Job: Quote, verbatim, all material below, without pictures.

Source data:
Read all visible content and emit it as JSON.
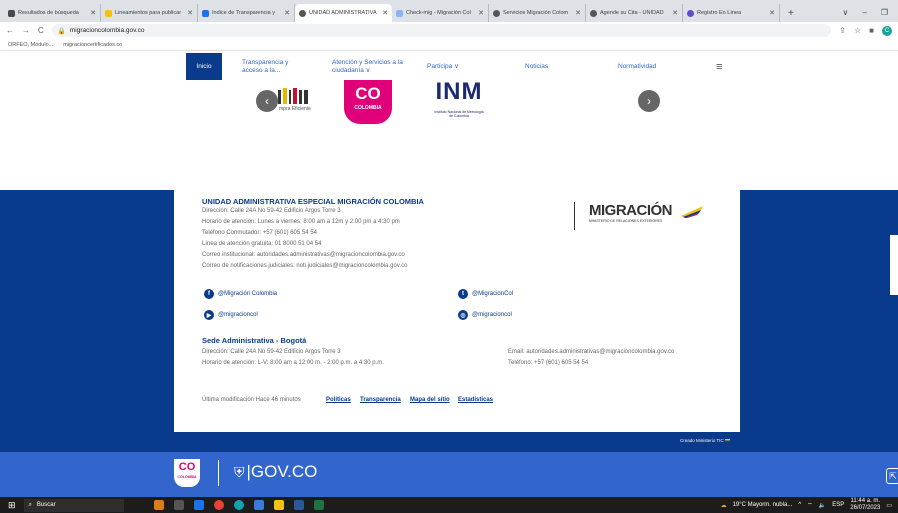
{
  "browser": {
    "tabs": [
      {
        "label": "Resultados de búsqueda",
        "color": "#4a4a4a"
      },
      {
        "label": "Lineamientos para publicar",
        "color": "#f4c20d"
      },
      {
        "label": "Índice de Transparencia y",
        "color": "#1a73e8"
      },
      {
        "label": "UNIDAD ADMINISTRATIVA",
        "color": "#555555",
        "active": true
      },
      {
        "label": "Check-mig - Migración Col",
        "color": "#8ab4f8"
      },
      {
        "label": "Servicios Migración Colom",
        "color": "#555555"
      },
      {
        "label": "Agende su Cita - UNIDAD",
        "color": "#555555"
      },
      {
        "label": "Registro En Línea",
        "color": "#5a4fcf"
      }
    ],
    "url": "migracioncolombia.gov.co",
    "bookmarks": [
      "ORFEO, Módulo...",
      "migracioncertificados.co"
    ]
  },
  "nav": {
    "inicio": "Inicio",
    "transparencia_1": "Transparencia y",
    "transparencia_2": "acceso a la...",
    "atencion_1": "Atención y Servicios a la",
    "atencion_2": "ciudadanía ∨",
    "participa": "Participa ∨",
    "noticias": "Noticias",
    "normatividad": "Normatividad"
  },
  "logos": {
    "compra_eficiente": "mpra Eficiente",
    "co_top": "CO",
    "co_bottom": "COLOMBIA",
    "inm": "INM",
    "inm_sub_1": "Instituto Nacional de Metrología",
    "inm_sub_2": "de Colombia"
  },
  "footer": {
    "entity": "UNIDAD ADMINISTRATIVA ESPECIAL MIGRACIÓN COLOMBIA",
    "lines": [
      "Dirección: Calle 24A No 59-42 Edificio Argos Torre 3",
      "Horario de atención: Lunes a viernes: 8:00 am a 12m y 2:00 pm a 4:30 pm",
      "Teléfono Conmutador: +57 (601) 605 54 54",
      "Línea de atención gratuita: 01 8000 51 04 54",
      "Correo institucional: autoridades.administrativas@migracioncolombia.gov.co",
      "Correo de notificaciones judiciales: noti.judiciales@migracioncolombia.gov.co"
    ],
    "logo_title": "MIGRACIÓN",
    "logo_sub": "MINISTERIO DE RELACIONES EXTERIORES",
    "social": {
      "facebook": "@Migración Colombia",
      "twitter": "@MigracionCol",
      "youtube": "@migracioncol",
      "instagram": "@migracioncol"
    },
    "sede_title": "Sede Administrativa - Bogotá",
    "sede_address": "Dirección: Calle 24A No 59-42 Edificio Argos Torre 3",
    "sede_hours": "Horario de atención: L-V: 8:00 am a 12:00 m. - 2:00 p.m. a 4:30 p.m.",
    "sede_email": "Email: autoridades.administrativas@migracioncolombia.gov.co",
    "sede_phone": "Teléfono: +57 (601) 605 54 54",
    "last_mod": "Última modificación Hace 46 minutos",
    "links": [
      "Políticas",
      "Transparencia",
      "Mapa del sitio",
      "Estadísticas"
    ],
    "credit": "Creado Ministerio TIC"
  },
  "gov": {
    "co_top": "CO",
    "co_bottom": "COLOMBIA",
    "brand": "|GOV.CO"
  },
  "taskbar": {
    "search": "Buscar",
    "weather": "19°C Mayorm. nubla...",
    "lang": "ESP",
    "time": "11:44 a. m.",
    "date": "26/07/2023"
  },
  "colors": {
    "primary": "#0a3a8c",
    "gov_blue": "#3366cc"
  }
}
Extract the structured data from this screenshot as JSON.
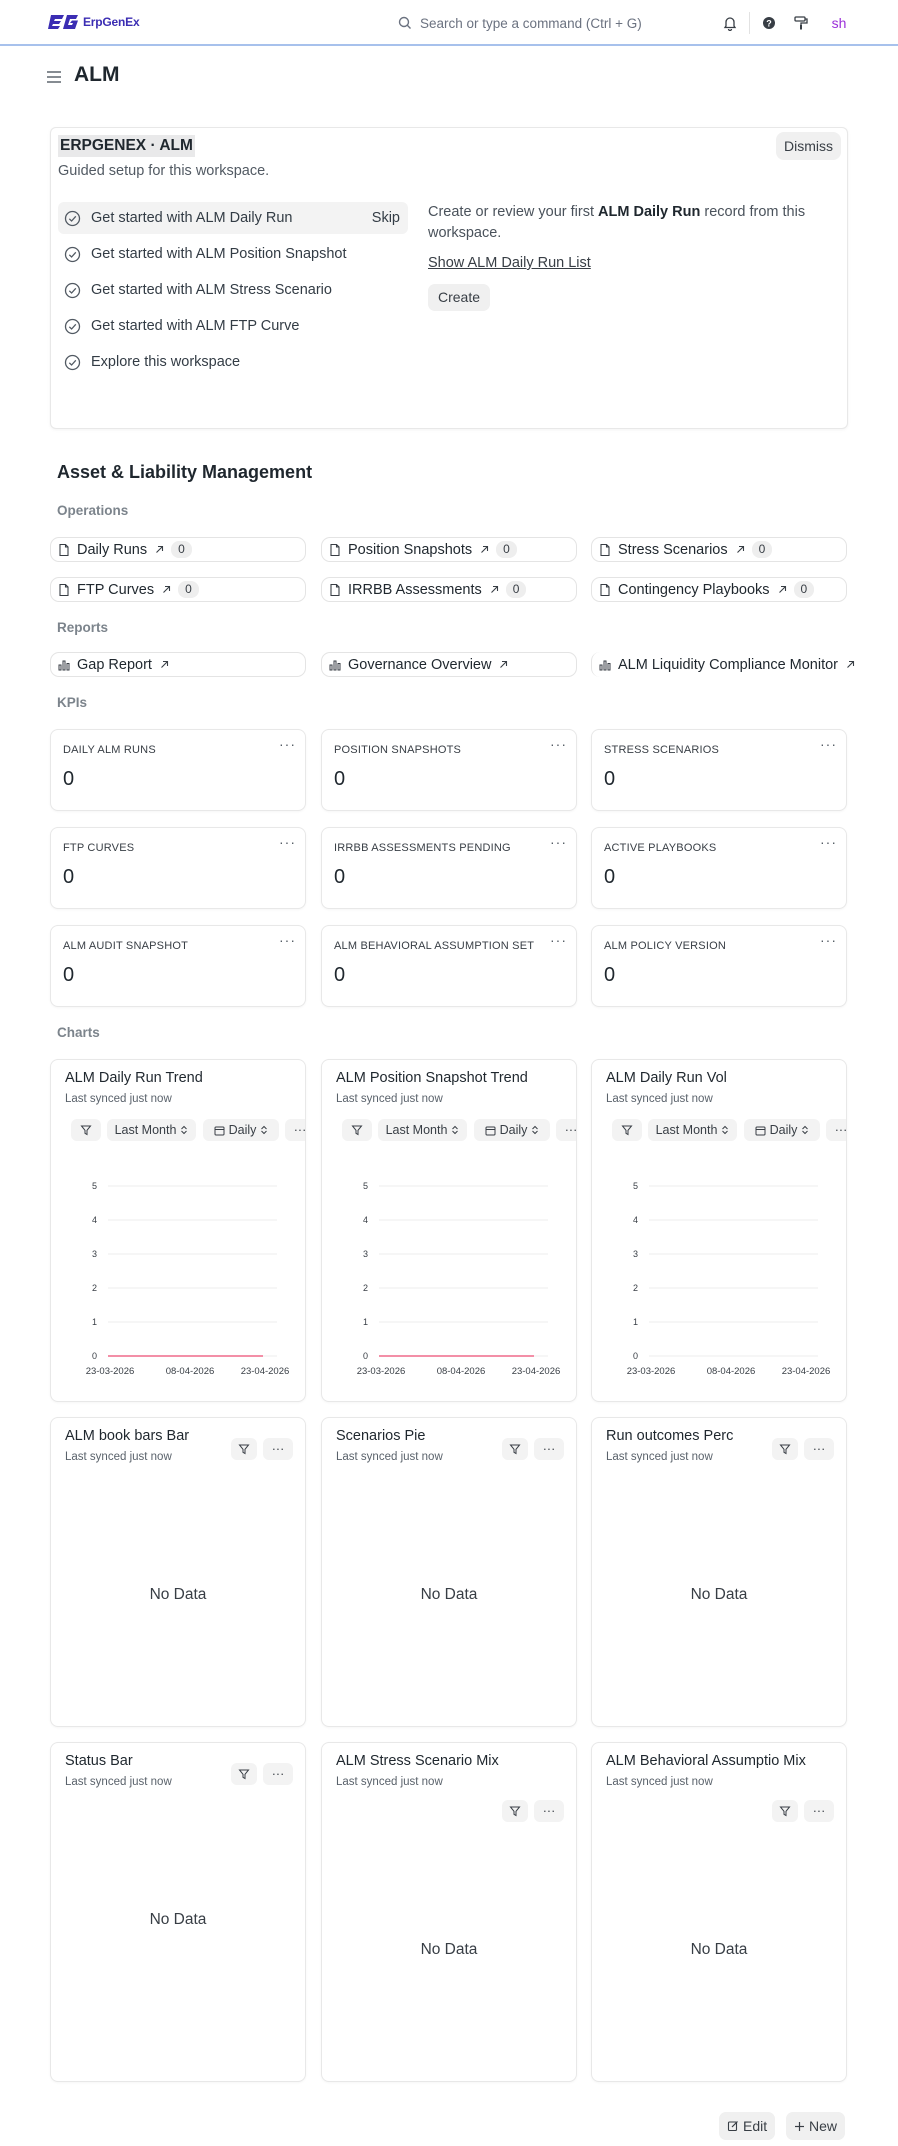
{
  "navbar": {
    "logo_text": "ErpGenEx",
    "search_placeholder": "Search or type a command (Ctrl + G)",
    "avatar_initials": "sh"
  },
  "page": {
    "title": "ALM"
  },
  "onboarding": {
    "title": "ERPGENEX · ALM",
    "subtitle": "Guided setup for this workspace.",
    "dismiss_label": "Dismiss",
    "steps": [
      {
        "label": "Get started with ALM Daily Run",
        "skip": "Skip"
      },
      {
        "label": "Get started with ALM Position Snapshot"
      },
      {
        "label": "Get started with ALM Stress Scenario"
      },
      {
        "label": "Get started with ALM FTP Curve"
      },
      {
        "label": "Explore this workspace"
      }
    ],
    "detail": {
      "text_before": "Create or review your first ",
      "text_bold": "ALM Daily Run",
      "text_after": " record from this workspace.",
      "link_label": "Show ALM Daily Run List",
      "create_label": "Create"
    }
  },
  "workspace": {
    "title": "Asset & Liability Management",
    "operations_label": "Operations",
    "operations": [
      {
        "label": "Daily Runs",
        "count": "0"
      },
      {
        "label": "Position Snapshots",
        "count": "0"
      },
      {
        "label": "Stress Scenarios",
        "count": "0"
      },
      {
        "label": "FTP Curves",
        "count": "0"
      },
      {
        "label": "IRRBB Assessments",
        "count": "0"
      },
      {
        "label": "Contingency Playbooks",
        "count": "0"
      }
    ],
    "reports_label": "Reports",
    "reports": [
      {
        "label": "Gap Report"
      },
      {
        "label": "Governance Overview"
      },
      {
        "label": "ALM Liquidity Compliance Monitor"
      }
    ],
    "kpis_label": "KPIs",
    "kpis": [
      {
        "label": "DAILY ALM RUNS",
        "value": "0"
      },
      {
        "label": "POSITION SNAPSHOTS",
        "value": "0"
      },
      {
        "label": "STRESS SCENARIOS",
        "value": "0"
      },
      {
        "label": "FTP CURVES",
        "value": "0"
      },
      {
        "label": "IRRBB ASSESSMENTS PENDING",
        "value": "0"
      },
      {
        "label": "ACTIVE PLAYBOOKS",
        "value": "0"
      },
      {
        "label": "ALM AUDIT SNAPSHOT",
        "value": "0"
      },
      {
        "label": "ALM BEHAVIORAL ASSUMPTION SET",
        "value": "0"
      },
      {
        "label": "ALM POLICY VERSION",
        "value": "0"
      }
    ],
    "kpi_menu": "···",
    "charts_label": "Charts",
    "synced_text": "Last synced just now",
    "no_data": "No Data",
    "range_label": "Last Month",
    "interval_label": "Daily",
    "line_charts": [
      {
        "title": "ALM Daily Run Trend"
      },
      {
        "title": "ALM Position Snapshot Trend"
      },
      {
        "title": "ALM Daily Run Vol"
      }
    ],
    "empty_charts": [
      {
        "title": "ALM book bars Bar"
      },
      {
        "title": "Scenarios Pie"
      },
      {
        "title": "Run outcomes Perc"
      },
      {
        "title": "Status Bar"
      },
      {
        "title": "ALM Stress Scenario Mix"
      },
      {
        "title": "ALM Behavioral Assumptio Mix"
      }
    ]
  },
  "chart_data": [
    {
      "type": "line",
      "x": [
        "23-03-2026",
        "08-04-2026",
        "23-04-2026"
      ],
      "series": [
        {
          "values": [
            0,
            0,
            0
          ]
        }
      ],
      "ylim": [
        0,
        5
      ],
      "yticks": [
        "0",
        "1",
        "2",
        "3",
        "4",
        "5"
      ],
      "color": "#ef6a8a"
    },
    {
      "type": "line",
      "x": [
        "23-03-2026",
        "08-04-2026",
        "23-04-2026"
      ],
      "series": [
        {
          "values": [
            0,
            0,
            0
          ]
        }
      ],
      "ylim": [
        0,
        5
      ],
      "yticks": [
        "0",
        "1",
        "2",
        "3",
        "4",
        "5"
      ],
      "color": "#ef6a8a"
    },
    {
      "type": "line",
      "x": [
        "23-03-2026",
        "08-04-2026",
        "23-04-2026"
      ],
      "series": [
        {
          "values": []
        }
      ],
      "ylim": [
        0,
        5
      ],
      "yticks": [
        "0",
        "1",
        "2",
        "3",
        "4",
        "5"
      ],
      "color": "#ef6a8a"
    }
  ],
  "footer": {
    "edit_label": "Edit",
    "new_label": "New"
  },
  "colors": {
    "accent": "#3b2db3",
    "navbar_border": "#a7c1ec",
    "avatar": "#9b30d9",
    "line": "#ef6a8a"
  }
}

Solution to the problem:
Read all visible content and emit it as JSON.
{
  "browser": {
    "tabs": [
      {
        "label": "Resultados de búsqueda",
        "color": "#4a4a4a"
      },
      {
        "label": "Lineamientos para publicar",
        "color": "#f4c20d"
      },
      {
        "label": "Índice de Transparencia y",
        "color": "#1a73e8"
      },
      {
        "label": "UNIDAD ADMINISTRATIVA",
        "color": "#555555",
        "active": true
      },
      {
        "label": "Check-mig - Migración Col",
        "color": "#8ab4f8"
      },
      {
        "label": "Servicios Migración Colom",
        "color": "#555555"
      },
      {
        "label": "Agende su Cita - UNIDAD",
        "color": "#555555"
      },
      {
        "label": "Registro En Línea",
        "color": "#5a4fcf"
      }
    ],
    "url": "migracioncolombia.gov.co",
    "bookmarks": [
      "ORFEO, Módulo...",
      "migracioncertificados.co"
    ]
  },
  "nav": {
    "inicio": "Inicio",
    "transparencia_1": "Transparencia y",
    "transparencia_2": "acceso a la...",
    "atencion_1": "Atención y Servicios a la",
    "atencion_2": "ciudadanía ∨",
    "participa": "Participa ∨",
    "noticias": "Noticias",
    "normatividad": "Normatividad"
  },
  "logos": {
    "compra_eficiente": "mpra Eficiente",
    "co_top": "CO",
    "co_bottom": "COLOMBIA",
    "inm": "INM",
    "inm_sub_1": "Instituto Nacional de Metrología",
    "inm_sub_2": "de Colombia"
  },
  "footer": {
    "entity": "UNIDAD ADMINISTRATIVA ESPECIAL MIGRACIÓN COLOMBIA",
    "lines": [
      "Dirección: Calle 24A No 59-42 Edificio Argos Torre 3",
      "Horario de atención: Lunes a viernes: 8:00 am a 12m y 2:00 pm a 4:30 pm",
      "Teléfono Conmutador: +57 (601) 605 54 54",
      "Línea de atención gratuita: 01 8000 51 04 54",
      "Correo institucional: autoridades.administrativas@migracioncolombia.gov.co",
      "Correo de notificaciones judiciales: noti.judiciales@migracioncolombia.gov.co"
    ],
    "logo_title": "MIGRACIÓN",
    "logo_sub": "MINISTERIO DE RELACIONES EXTERIORES",
    "social": {
      "facebook": "@Migración Colombia",
      "twitter": "@MigracionCol",
      "youtube": "@migracioncol",
      "instagram": "@migracioncol"
    },
    "sede_title": "Sede Administrativa - Bogotá",
    "sede_address": "Dirección: Calle 24A No 59-42 Edificio Argos Torre 3",
    "sede_hours": "Horario de atención: L-V: 8:00 am a 12:00 m. - 2:00 p.m. a 4:30 p.m.",
    "sede_email": "Email: autoridades.administrativas@migracioncolombia.gov.co",
    "sede_phone": "Teléfono: +57 (601) 605 54 54",
    "last_mod": "Última modificación Hace 46 minutos",
    "links": [
      "Políticas",
      "Transparencia",
      "Mapa del sitio",
      "Estadísticas"
    ],
    "credit": "Creado Ministerio TIC"
  },
  "gov": {
    "co_top": "CO",
    "co_bottom": "COLOMBIA",
    "brand": "|GOV.CO"
  },
  "taskbar": {
    "search": "Buscar",
    "weather": "19°C Mayorm. nubla...",
    "lang": "ESP",
    "time": "11:44 a. m.",
    "date": "26/07/2023"
  },
  "colors": {
    "primary": "#0a3a8c",
    "gov_blue": "#3366cc"
  }
}
Extract the structured data from this screenshot as JSON.
{
  "navbar": {
    "logo_text": "ErpGenEx",
    "search_placeholder": "Search or type a command (Ctrl + G)",
    "avatar_initials": "sh"
  },
  "page": {
    "title": "ALM"
  },
  "onboarding": {
    "title": "ERPGENEX · ALM",
    "subtitle": "Guided setup for this workspace.",
    "dismiss_label": "Dismiss",
    "steps": [
      {
        "label": "Get started with ALM Daily Run",
        "skip": "Skip"
      },
      {
        "label": "Get started with ALM Position Snapshot"
      },
      {
        "label": "Get started with ALM Stress Scenario"
      },
      {
        "label": "Get started with ALM FTP Curve"
      },
      {
        "label": "Explore this workspace"
      }
    ],
    "detail": {
      "text_before": "Create or review your first ",
      "text_bold": "ALM Daily Run",
      "text_after": " record from this workspace.",
      "link_label": "Show ALM Daily Run List",
      "create_label": "Create"
    }
  },
  "workspace": {
    "title": "Asset & Liability Management",
    "operations_label": "Operations",
    "operations": [
      {
        "label": "Daily Runs",
        "count": "0"
      },
      {
        "label": "Position Snapshots",
        "count": "0"
      },
      {
        "label": "Stress Scenarios",
        "count": "0"
      },
      {
        "label": "FTP Curves",
        "count": "0"
      },
      {
        "label": "IRRBB Assessments",
        "count": "0"
      },
      {
        "label": "Contingency Playbooks",
        "count": "0"
      }
    ],
    "reports_label": "Reports",
    "reports": [
      {
        "label": "Gap Report"
      },
      {
        "label": "Governance Overview"
      },
      {
        "label": "ALM Liquidity Compliance Monitor"
      }
    ],
    "kpis_label": "KPIs",
    "kpis": [
      {
        "label": "DAILY ALM RUNS",
        "value": "0"
      },
      {
        "label": "POSITION SNAPSHOTS",
        "value": "0"
      },
      {
        "label": "STRESS SCENARIOS",
        "value": "0"
      },
      {
        "label": "FTP CURVES",
        "value": "0"
      },
      {
        "label": "IRRBB ASSESSMENTS PENDING",
        "value": "0"
      },
      {
        "label": "ACTIVE PLAYBOOKS",
        "value": "0"
      },
      {
        "label": "ALM AUDIT SNAPSHOT",
        "value": "0"
      },
      {
        "label": "ALM BEHAVIORAL ASSUMPTION SET",
        "value": "0"
      },
      {
        "label": "ALM POLICY VERSION",
        "value": "0"
      }
    ],
    "kpi_menu": "···",
    "charts_label": "Charts",
    "synced_text": "Last synced just now",
    "no_data": "No Data",
    "range_label": "Last Month",
    "interval_label": "Daily",
    "line_charts": [
      {
        "title": "ALM Daily Run Trend"
      },
      {
        "title": "ALM Position Snapshot Trend"
      },
      {
        "title": "ALM Daily Run Vol"
      }
    ],
    "empty_charts": [
      {
        "title": "ALM book bars Bar"
      },
      {
        "title": "Scenarios Pie"
      },
      {
        "title": "Run outcomes Perc"
      },
      {
        "title": "Status Bar"
      },
      {
        "title": "ALM Stress Scenario Mix"
      },
      {
        "title": "ALM Behavioral Assumptio Mix"
      }
    ]
  },
  "chart_data": [
    {
      "type": "line",
      "x": [
        "23-03-2026",
        "08-04-2026",
        "23-04-2026"
      ],
      "series": [
        {
          "values": [
            0,
            0,
            0
          ]
        }
      ],
      "ylim": [
        0,
        5
      ],
      "yticks": [
        "0",
        "1",
        "2",
        "3",
        "4",
        "5"
      ],
      "color": "#ef6a8a"
    },
    {
      "type": "line",
      "x": [
        "23-03-2026",
        "08-04-2026",
        "23-04-2026"
      ],
      "series": [
        {
          "values": [
            0,
            0,
            0
          ]
        }
      ],
      "ylim": [
        0,
        5
      ],
      "yticks": [
        "0",
        "1",
        "2",
        "3",
        "4",
        "5"
      ],
      "color": "#ef6a8a"
    },
    {
      "type": "line",
      "x": [
        "23-03-2026",
        "08-04-2026",
        "23-04-2026"
      ],
      "series": [
        {
          "values": []
        }
      ],
      "ylim": [
        0,
        5
      ],
      "yticks": [
        "0",
        "1",
        "2",
        "3",
        "4",
        "5"
      ],
      "color": "#ef6a8a"
    }
  ],
  "footer": {
    "edit_label": "Edit",
    "new_label": "New"
  },
  "colors": {
    "accent": "#3b2db3",
    "navbar_border": "#a7c1ec",
    "avatar": "#9b30d9",
    "line": "#ef6a8a"
  }
}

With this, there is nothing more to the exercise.